→ **What you should do**: Starting at the line that contains "Transcribe this image's", restate each line word for word through the final line of the data, keeping both ends.

** Begin Supplied information **

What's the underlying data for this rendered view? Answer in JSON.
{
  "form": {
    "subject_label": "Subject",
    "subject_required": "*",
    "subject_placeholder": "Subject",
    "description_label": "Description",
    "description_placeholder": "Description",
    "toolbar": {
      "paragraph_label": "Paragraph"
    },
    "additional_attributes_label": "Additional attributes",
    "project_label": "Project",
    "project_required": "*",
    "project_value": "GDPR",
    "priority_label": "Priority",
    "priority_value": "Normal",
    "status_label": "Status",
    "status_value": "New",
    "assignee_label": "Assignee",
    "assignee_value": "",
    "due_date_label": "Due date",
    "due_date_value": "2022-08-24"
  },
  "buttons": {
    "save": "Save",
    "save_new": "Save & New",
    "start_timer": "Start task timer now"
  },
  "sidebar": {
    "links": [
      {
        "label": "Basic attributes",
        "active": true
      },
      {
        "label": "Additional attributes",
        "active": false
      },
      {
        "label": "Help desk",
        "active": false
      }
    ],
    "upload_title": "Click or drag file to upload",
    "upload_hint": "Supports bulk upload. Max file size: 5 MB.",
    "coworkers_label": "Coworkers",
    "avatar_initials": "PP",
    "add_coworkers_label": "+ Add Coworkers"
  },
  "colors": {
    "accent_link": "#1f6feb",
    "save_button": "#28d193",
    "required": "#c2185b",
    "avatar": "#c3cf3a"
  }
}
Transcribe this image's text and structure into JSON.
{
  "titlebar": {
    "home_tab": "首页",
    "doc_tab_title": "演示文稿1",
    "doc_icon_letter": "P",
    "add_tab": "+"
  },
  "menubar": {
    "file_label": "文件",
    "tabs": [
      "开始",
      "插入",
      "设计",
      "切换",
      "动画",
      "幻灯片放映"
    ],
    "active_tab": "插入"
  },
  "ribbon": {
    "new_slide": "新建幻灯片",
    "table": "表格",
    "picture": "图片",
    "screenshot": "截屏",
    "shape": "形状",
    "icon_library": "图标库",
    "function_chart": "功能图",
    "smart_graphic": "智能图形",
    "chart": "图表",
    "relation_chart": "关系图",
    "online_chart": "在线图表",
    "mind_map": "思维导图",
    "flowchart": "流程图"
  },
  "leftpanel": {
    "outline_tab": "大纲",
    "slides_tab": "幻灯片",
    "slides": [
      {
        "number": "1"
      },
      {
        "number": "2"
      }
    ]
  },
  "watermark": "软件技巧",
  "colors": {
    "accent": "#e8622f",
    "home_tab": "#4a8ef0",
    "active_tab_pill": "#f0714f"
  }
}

** End Supplied information **

→ **Reply to the task**:
Transcribe this image's text and structure into JSON.
{
  "titlebar": {
    "home_tab": "首页",
    "doc_tab_title": "演示文稿1",
    "doc_icon_letter": "P",
    "add_tab": "+"
  },
  "menubar": {
    "file_label": "文件",
    "tabs": [
      "开始",
      "插入",
      "设计",
      "切换",
      "动画",
      "幻灯片放映"
    ],
    "active_tab": "插入"
  },
  "ribbon": {
    "new_slide": "新建幻灯片",
    "table": "表格",
    "picture": "图片",
    "screenshot": "截屏",
    "shape": "形状",
    "icon_library": "图标库",
    "function_chart": "功能图",
    "smart_graphic": "智能图形",
    "chart": "图表",
    "relation_chart": "关系图",
    "online_chart": "在线图表",
    "mind_map": "思维导图",
    "flowchart": "流程图"
  },
  "leftpanel": {
    "outline_tab": "大纲",
    "slides_tab": "幻灯片",
    "slides": [
      {
        "number": "1"
      },
      {
        "number": "2"
      }
    ]
  },
  "watermark": "软件技巧",
  "colors": {
    "accent": "#e8622f",
    "home_tab": "#4a8ef0",
    "active_tab_pill": "#f0714f"
  }
}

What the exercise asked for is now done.